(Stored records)
-.-.-

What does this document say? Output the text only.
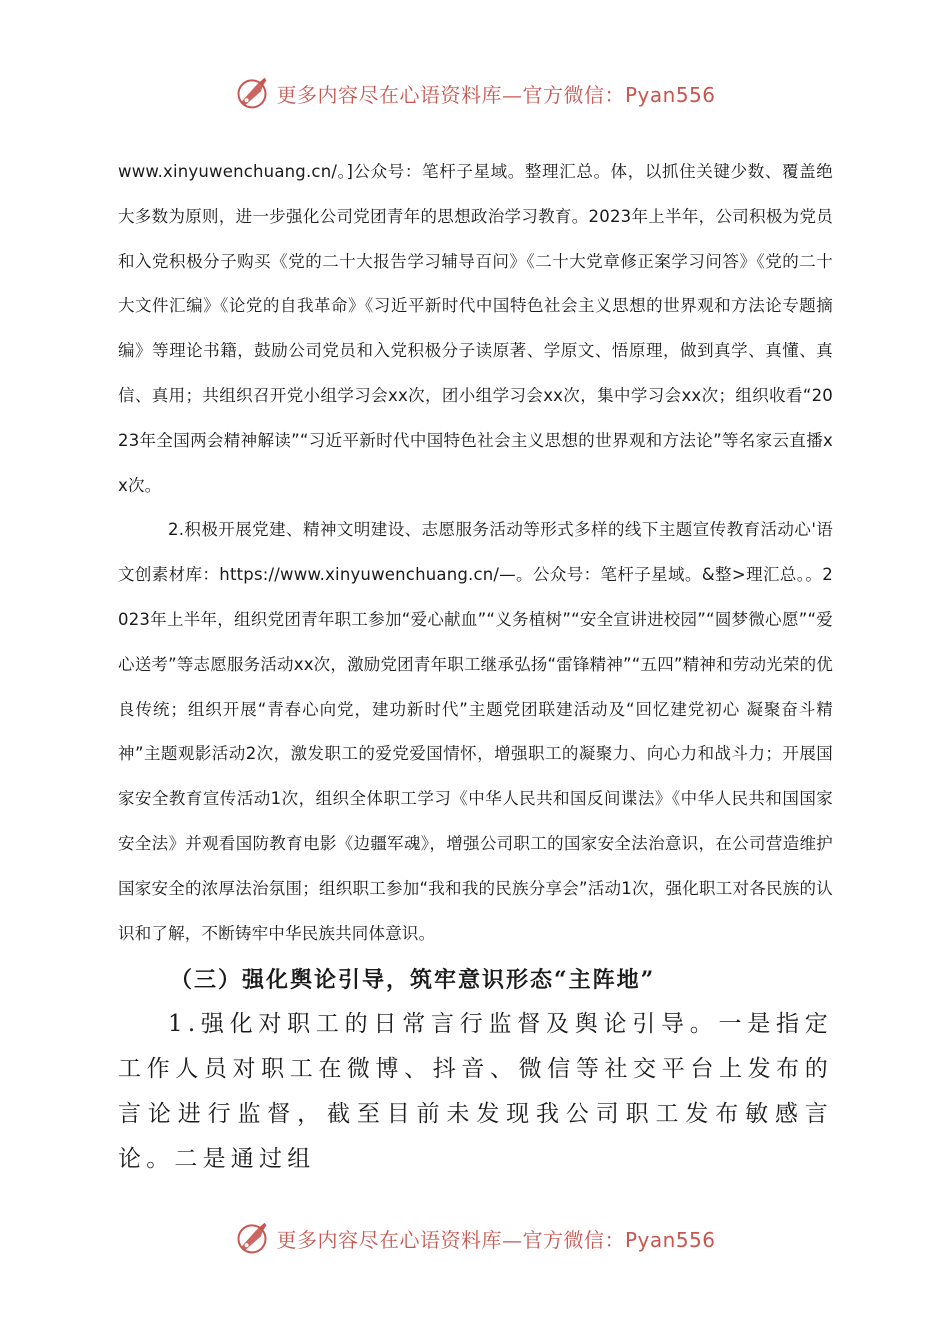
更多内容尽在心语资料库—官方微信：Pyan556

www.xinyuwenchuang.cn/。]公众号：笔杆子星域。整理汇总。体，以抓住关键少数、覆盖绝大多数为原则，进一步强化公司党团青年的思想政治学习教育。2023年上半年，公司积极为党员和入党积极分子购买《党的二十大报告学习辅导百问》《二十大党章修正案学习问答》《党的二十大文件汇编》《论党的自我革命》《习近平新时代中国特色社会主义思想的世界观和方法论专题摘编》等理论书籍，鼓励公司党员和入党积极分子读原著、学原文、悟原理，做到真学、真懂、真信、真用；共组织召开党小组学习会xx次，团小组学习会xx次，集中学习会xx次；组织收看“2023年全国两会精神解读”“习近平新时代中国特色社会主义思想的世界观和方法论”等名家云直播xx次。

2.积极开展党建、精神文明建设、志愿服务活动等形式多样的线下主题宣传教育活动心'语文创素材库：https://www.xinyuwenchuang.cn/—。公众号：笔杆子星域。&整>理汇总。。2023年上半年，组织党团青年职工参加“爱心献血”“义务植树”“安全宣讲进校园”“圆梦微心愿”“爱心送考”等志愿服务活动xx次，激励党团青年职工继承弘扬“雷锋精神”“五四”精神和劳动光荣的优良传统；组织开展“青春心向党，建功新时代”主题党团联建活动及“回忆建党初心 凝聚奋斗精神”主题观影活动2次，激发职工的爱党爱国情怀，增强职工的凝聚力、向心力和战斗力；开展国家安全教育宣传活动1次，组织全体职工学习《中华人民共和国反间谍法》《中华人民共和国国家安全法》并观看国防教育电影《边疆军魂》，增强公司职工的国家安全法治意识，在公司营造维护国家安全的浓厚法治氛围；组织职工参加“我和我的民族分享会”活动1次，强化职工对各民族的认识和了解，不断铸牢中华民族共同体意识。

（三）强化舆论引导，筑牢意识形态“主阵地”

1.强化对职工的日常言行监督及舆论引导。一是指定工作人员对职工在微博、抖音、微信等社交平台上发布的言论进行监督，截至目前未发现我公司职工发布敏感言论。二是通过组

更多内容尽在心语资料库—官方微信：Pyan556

-.-.-

Return the whole listing, word for word, and leave out every picture.

What does this document say? Output the text only.
更多内容尽在心语资料库—官方微信：Pyan556

www.xinyuwenchuang.cn/。]公众号：笔杆子星域。整理汇总。体，以抓住关键少数、覆盖绝大多数为原则，进一步强化公司党团青年的思想政治学习教育。2023年上半年，公司积极为党员和入党积极分子购买《党的二十大报告学习辅导百问》《二十大党章修正案学习问答》《党的二十大文件汇编》《论党的自我革命》《习近平新时代中国特色社会主义思想的世界观和方法论专题摘编》等理论书籍，鼓励公司党员和入党积极分子读原著、学原文、悟原理，做到真学、真懂、真信、真用；共组织召开党小组学习会xx次，团小组学习会xx次，集中学习会xx次；组织收看“2023年全国两会精神解读”“习近平新时代中国特色社会主义思想的世界观和方法论”等名家云直播xx次。

2.积极开展党建、精神文明建设、志愿服务活动等形式多样的线下主题宣传教育活动心'语文创素材库：https://www.xinyuwenchuang.cn/—。公众号：笔杆子星域。&整>理汇总。。2023年上半年，组织党团青年职工参加“爱心献血”“义务植树”“安全宣讲进校园”“圆梦微心愿”“爱心送考”等志愿服务活动xx次，激励党团青年职工继承弘扬“雷锋精神”“五四”精神和劳动光荣的优良传统；组织开展“青春心向党，建功新时代”主题党团联建活动及“回忆建党初心 凝聚奋斗精神”主题观影活动2次，激发职工的爱党爱国情怀，增强职工的凝聚力、向心力和战斗力；开展国家安全教育宣传活动1次，组织全体职工学习《中华人民共和国反间谍法》《中华人民共和国国家安全法》并观看国防教育电影《边疆军魂》，增强公司职工的国家安全法治意识，在公司营造维护国家安全的浓厚法治氛围；组织职工参加“我和我的民族分享会”活动1次，强化职工对各民族的认识和了解，不断铸牢中华民族共同体意识。

（三）强化舆论引导，筑牢意识形态“主阵地”

1.强化对职工的日常言行监督及舆论引导。一是指定工作人员对职工在微博、抖音、微信等社交平台上发布的言论进行监督，截至目前未发现我公司职工发布敏感言论。二是通过组

更多内容尽在心语资料库—官方微信：Pyan556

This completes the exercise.